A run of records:
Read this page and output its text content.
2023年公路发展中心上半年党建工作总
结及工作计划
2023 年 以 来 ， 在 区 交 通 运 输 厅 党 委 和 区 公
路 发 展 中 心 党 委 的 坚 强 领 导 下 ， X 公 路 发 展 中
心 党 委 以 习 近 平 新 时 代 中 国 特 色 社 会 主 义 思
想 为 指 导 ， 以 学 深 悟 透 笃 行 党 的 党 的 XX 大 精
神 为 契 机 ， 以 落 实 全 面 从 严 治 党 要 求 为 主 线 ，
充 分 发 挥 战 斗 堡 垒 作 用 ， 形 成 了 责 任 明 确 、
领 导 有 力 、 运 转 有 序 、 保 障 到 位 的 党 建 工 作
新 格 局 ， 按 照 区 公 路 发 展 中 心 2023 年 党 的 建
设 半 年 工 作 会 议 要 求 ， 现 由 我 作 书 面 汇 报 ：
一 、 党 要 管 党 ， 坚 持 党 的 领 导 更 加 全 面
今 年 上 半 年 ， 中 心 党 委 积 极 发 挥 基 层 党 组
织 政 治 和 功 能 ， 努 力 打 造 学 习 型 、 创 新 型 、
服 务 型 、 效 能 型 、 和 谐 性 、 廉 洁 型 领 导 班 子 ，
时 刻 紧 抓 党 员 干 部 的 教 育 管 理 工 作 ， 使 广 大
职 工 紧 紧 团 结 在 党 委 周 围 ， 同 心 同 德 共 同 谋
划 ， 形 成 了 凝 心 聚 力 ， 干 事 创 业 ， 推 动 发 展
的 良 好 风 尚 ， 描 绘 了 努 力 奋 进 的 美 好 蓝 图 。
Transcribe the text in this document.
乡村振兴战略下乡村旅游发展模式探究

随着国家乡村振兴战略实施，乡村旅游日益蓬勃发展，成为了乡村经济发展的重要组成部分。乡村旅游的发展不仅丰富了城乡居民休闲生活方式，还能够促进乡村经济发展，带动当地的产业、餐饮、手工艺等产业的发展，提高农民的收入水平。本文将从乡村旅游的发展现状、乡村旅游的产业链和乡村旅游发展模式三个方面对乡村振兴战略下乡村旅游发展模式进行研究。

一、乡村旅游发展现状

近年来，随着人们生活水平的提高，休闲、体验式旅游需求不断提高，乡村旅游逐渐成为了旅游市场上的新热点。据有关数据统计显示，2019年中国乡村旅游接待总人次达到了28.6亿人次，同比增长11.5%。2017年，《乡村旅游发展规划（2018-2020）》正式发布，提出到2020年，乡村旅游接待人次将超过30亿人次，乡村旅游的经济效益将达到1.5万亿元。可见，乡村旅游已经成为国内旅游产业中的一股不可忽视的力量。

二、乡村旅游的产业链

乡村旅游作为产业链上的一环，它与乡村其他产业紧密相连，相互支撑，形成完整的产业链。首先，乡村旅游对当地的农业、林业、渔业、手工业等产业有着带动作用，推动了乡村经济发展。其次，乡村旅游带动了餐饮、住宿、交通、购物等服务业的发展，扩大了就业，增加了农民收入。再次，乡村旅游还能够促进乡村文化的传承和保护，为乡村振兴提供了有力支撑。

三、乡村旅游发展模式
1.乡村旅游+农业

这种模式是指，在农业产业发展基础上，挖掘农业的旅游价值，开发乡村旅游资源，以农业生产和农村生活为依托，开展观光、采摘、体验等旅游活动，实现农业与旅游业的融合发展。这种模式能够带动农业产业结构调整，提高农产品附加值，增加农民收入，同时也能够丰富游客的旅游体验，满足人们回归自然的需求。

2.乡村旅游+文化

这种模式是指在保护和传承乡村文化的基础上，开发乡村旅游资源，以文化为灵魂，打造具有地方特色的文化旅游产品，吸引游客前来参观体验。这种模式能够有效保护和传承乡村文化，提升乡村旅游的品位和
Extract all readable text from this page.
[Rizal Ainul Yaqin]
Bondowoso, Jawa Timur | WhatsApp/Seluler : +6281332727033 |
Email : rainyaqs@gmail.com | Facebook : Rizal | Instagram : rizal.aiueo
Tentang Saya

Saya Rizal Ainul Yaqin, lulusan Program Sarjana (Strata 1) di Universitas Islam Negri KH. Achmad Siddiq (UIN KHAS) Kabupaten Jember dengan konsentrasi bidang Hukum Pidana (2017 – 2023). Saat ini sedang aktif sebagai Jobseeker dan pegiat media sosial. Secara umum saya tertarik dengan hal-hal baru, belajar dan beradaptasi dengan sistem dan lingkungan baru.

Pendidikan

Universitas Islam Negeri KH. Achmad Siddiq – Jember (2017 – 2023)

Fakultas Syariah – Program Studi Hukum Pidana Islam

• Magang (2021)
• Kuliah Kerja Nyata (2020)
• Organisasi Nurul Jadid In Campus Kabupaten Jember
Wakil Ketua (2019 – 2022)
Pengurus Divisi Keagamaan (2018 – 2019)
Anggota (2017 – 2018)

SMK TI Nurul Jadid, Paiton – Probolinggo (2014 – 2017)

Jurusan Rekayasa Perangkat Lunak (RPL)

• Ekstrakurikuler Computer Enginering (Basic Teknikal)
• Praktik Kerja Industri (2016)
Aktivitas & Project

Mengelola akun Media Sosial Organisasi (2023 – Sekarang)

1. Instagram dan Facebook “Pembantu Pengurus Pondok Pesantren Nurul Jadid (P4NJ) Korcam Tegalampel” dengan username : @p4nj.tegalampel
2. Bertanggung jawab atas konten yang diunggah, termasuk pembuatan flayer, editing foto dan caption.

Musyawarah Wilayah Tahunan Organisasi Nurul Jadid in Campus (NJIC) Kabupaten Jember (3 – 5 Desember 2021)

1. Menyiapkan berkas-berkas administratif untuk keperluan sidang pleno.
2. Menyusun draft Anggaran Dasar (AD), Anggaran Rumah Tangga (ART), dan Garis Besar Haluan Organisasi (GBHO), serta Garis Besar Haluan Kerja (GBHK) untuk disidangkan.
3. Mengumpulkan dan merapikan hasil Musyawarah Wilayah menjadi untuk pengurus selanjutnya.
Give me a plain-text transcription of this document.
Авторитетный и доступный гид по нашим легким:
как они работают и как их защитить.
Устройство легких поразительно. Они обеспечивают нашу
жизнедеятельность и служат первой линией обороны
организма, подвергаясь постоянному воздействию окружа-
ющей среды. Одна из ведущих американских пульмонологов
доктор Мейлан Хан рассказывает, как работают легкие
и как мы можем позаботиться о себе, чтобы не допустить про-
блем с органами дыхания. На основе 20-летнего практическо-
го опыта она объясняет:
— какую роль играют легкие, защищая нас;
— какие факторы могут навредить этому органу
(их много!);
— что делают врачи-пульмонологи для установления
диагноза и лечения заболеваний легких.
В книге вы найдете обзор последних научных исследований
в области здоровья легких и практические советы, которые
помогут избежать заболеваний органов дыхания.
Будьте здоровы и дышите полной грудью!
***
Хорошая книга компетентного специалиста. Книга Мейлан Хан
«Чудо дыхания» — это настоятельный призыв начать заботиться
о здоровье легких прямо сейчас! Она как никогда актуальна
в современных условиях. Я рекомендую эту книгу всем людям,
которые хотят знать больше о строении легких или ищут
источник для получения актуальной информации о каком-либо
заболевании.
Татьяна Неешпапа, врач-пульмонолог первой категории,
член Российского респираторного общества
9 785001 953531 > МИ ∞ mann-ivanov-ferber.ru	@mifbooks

### [WRITTEN INSTRUCTION]
Copy the material above back out, exactly as written.

### [OUTPUT BELOW]
Read this page and output its text content.
2023年公路发展中心上半年党建工作总
结及工作计划
2023 年 以 来 ， 在 区 交 通 运 输 厅 党 委 和 区 公
路 发 展 中 心 党 委 的 坚 强 领 导 下 ， X 公 路 发 展 中
心 党 委 以 习 近 平 新 时 代 中 国 特 色 社 会 主 义 思
想 为 指 导 ， 以 学 深 悟 透 笃 行 党 的 党 的 XX 大 精
神 为 契 机 ， 以 落 实 全 面 从 严 治 党 要 求 为 主 线 ，
充 分 发 挥 战 斗 堡 垒 作 用 ， 形 成 了 责 任 明 确 、
领 导 有 力 、 运 转 有 序 、 保 障 到 位 的 党 建 工 作
新 格 局 ， 按 照 区 公 路 发 展 中 心 2023 年 党 的 建
设 半 年 工 作 会 议 要 求 ， 现 由 我 作 书 面 汇 报 ：
一 、 党 要 管 党 ， 坚 持 党 的 领 导 更 加 全 面
今 年 上 半 年 ， 中 心 党 委 积 极 发 挥 基 层 党 组
织 政 治 和 功 能 ， 努 力 打 造 学 习 型 、 创 新 型 、
服 务 型 、 效 能 型 、 和 谐 性 、 廉 洁 型 领 导 班 子 ，
时 刻 紧 抓 党 员 干 部 的 教 育 管 理 工 作 ， 使 广 大
职 工 紧 紧 团 结 在 党 委 周 围 ， 同 心 同 德 共 同 谋
划 ， 形 成 了 凝 心 聚 力 ， 干 事 创 业 ， 推 动 发 展
的 良 好 风 尚 ， 描 绘 了 努 力 奋 进 的 美 好 蓝 图 。
Transcribe the text in this document.
乡村振兴战略下乡村旅游发展模式探究

随着国家乡村振兴战略实施，乡村旅游日益蓬勃发展，成为了乡村经济发展的重要组成部分。乡村旅游的发展不仅丰富了城乡居民休闲生活方式，还能够促进乡村经济发展，带动当地的产业、餐饮、手工艺等产业的发展，提高农民的收入水平。本文将从乡村旅游的发展现状、乡村旅游的产业链和乡村旅游发展模式三个方面对乡村振兴战略下乡村旅游发展模式进行研究。

一、乡村旅游发展现状

近年来，随着人们生活水平的提高，休闲、体验式旅游需求不断提高，乡村旅游逐渐成为了旅游市场上的新热点。据有关数据统计显示，2019年中国乡村旅游接待总人次达到了28.6亿人次，同比增长11.5%。2017年，《乡村旅游发展规划（2018-2020）》正式发布，提出到2020年，乡村旅游接待人次将超过30亿人次，乡村旅游的经济效益将达到1.5万亿元。可见，乡村旅游已经成为国内旅游产业中的一股不可忽视的力量。

二、乡村旅游的产业链

乡村旅游作为产业链上的一环，它与乡村其他产业紧密相连，相互支撑，形成完整的产业链。首先，乡村旅游对当地的农业、林业、渔业、手工业等产业有着带动作用，推动了乡村经济发展。其次，乡村旅游带动了餐饮、住宿、交通、购物等服务业的发展，扩大了就业，增加了农民收入。再次，乡村旅游还能够促进乡村文化的传承和保护，为乡村振兴提供了有力支撑。

三、乡村旅游发展模式
1.乡村旅游+农业

这种模式是指，在农业产业发展基础上，挖掘农业的旅游价值，开发乡村旅游资源，以农业生产和农村生活为依托，开展观光、采摘、体验等旅游活动，实现农业与旅游业的融合发展。这种模式能够带动农业产业结构调整，提高农产品附加值，增加农民收入，同时也能够丰富游客的旅游体验，满足人们回归自然的需求。

2.乡村旅游+文化

这种模式是指在保护和传承乡村文化的基础上，开发乡村旅游资源，以文化为灵魂，打造具有地方特色的文化旅游产品，吸引游客前来参观体验。这种模式能够有效保护和传承乡村文化，提升乡村旅游的品位和
Extract all readable text from this page.
[Rizal Ainul Yaqin]
Bondowoso, Jawa Timur | WhatsApp/Seluler : +6281332727033 |
Email : rainyaqs@gmail.com | Facebook : Rizal | Instagram : rizal.aiueo
Tentang Saya

Saya Rizal Ainul Yaqin, lulusan Program Sarjana (Strata 1) di Universitas Islam Negri KH. Achmad Siddiq (UIN KHAS) Kabupaten Jember dengan konsentrasi bidang Hukum Pidana (2017 – 2023). Saat ini sedang aktif sebagai Jobseeker dan pegiat media sosial. Secara umum saya tertarik dengan hal-hal baru, belajar dan beradaptasi dengan sistem dan lingkungan baru.

Pendidikan

Universitas Islam Negeri KH. Achmad Siddiq – Jember (2017 – 2023)

Fakultas Syariah – Program Studi Hukum Pidana Islam

• Magang (2021)
• Kuliah Kerja Nyata (2020)
• Organisasi Nurul Jadid In Campus Kabupaten Jember
Wakil Ketua (2019 – 2022)
Pengurus Divisi Keagamaan (2018 – 2019)
Anggota (2017 – 2018)

SMK TI Nurul Jadid, Paiton – Probolinggo (2014 – 2017)

Jurusan Rekayasa Perangkat Lunak (RPL)

• Ekstrakurikuler Computer Enginering (Basic Teknikal)
• Praktik Kerja Industri (2016)
Aktivitas & Project

Mengelola akun Media Sosial Organisasi (2023 – Sekarang)

1. Instagram dan Facebook “Pembantu Pengurus Pondok Pesantren Nurul Jadid (P4NJ) Korcam Tegalampel” dengan username : @p4nj.tegalampel
2. Bertanggung jawab atas konten yang diunggah, termasuk pembuatan flayer, editing foto dan caption.

Musyawarah Wilayah Tahunan Organisasi Nurul Jadid in Campus (NJIC) Kabupaten Jember (3 – 5 Desember 2021)

1. Menyiapkan berkas-berkas administratif untuk keperluan sidang pleno.
2. Menyusun draft Anggaran Dasar (AD), Anggaran Rumah Tangga (ART), dan Garis Besar Haluan Organisasi (GBHO), serta Garis Besar Haluan Kerja (GBHK) untuk disidangkan.
3. Mengumpulkan dan merapikan hasil Musyawarah Wilayah menjadi untuk pengurus selanjutnya.
Give me a plain-text transcription of this document.
Авторитетный и доступный гид по нашим легким:
как они работают и как их защитить.
Устройство легких поразительно. Они обеспечивают нашу
жизнедеятельность и служат первой линией обороны
организма, подвергаясь постоянному воздействию окружа-
ющей среды. Одна из ведущих американских пульмонологов
доктор Мейлан Хан рассказывает, как работают легкие
и как мы можем позаботиться о себе, чтобы не допустить про-
блем с органами дыхания. На основе 20-летнего практическо-
го опыта она объясняет:
— какую роль играют легкие, защищая нас;
— какие факторы могут навредить этому органу
(их много!);
— что делают врачи-пульмонологи для установления
диагноза и лечения заболеваний легких.
В книге вы найдете обзор последних научных исследований
в области здоровья легких и практические советы, которые
помогут избежать заболеваний органов дыхания.
Будьте здоровы и дышите полной грудью!
***
Хорошая книга компетентного специалиста. Книга Мейлан Хан
«Чудо дыхания» — это настоятельный призыв начать заботиться
о здоровье легких прямо сейчас! Она как никогда актуальна
в современных условиях. Я рекомендую эту книгу всем людям,
которые хотят знать больше о строении легких или ищут
источник для получения актуальной информации о каком-либо
заболевании.
Татьяна Неешпапа, врач-пульмонолог первой категории,
член Российского респираторного общества
9 785001 953531 > МИ ∞ mann-ivanov-ferber.ru	@mifbooks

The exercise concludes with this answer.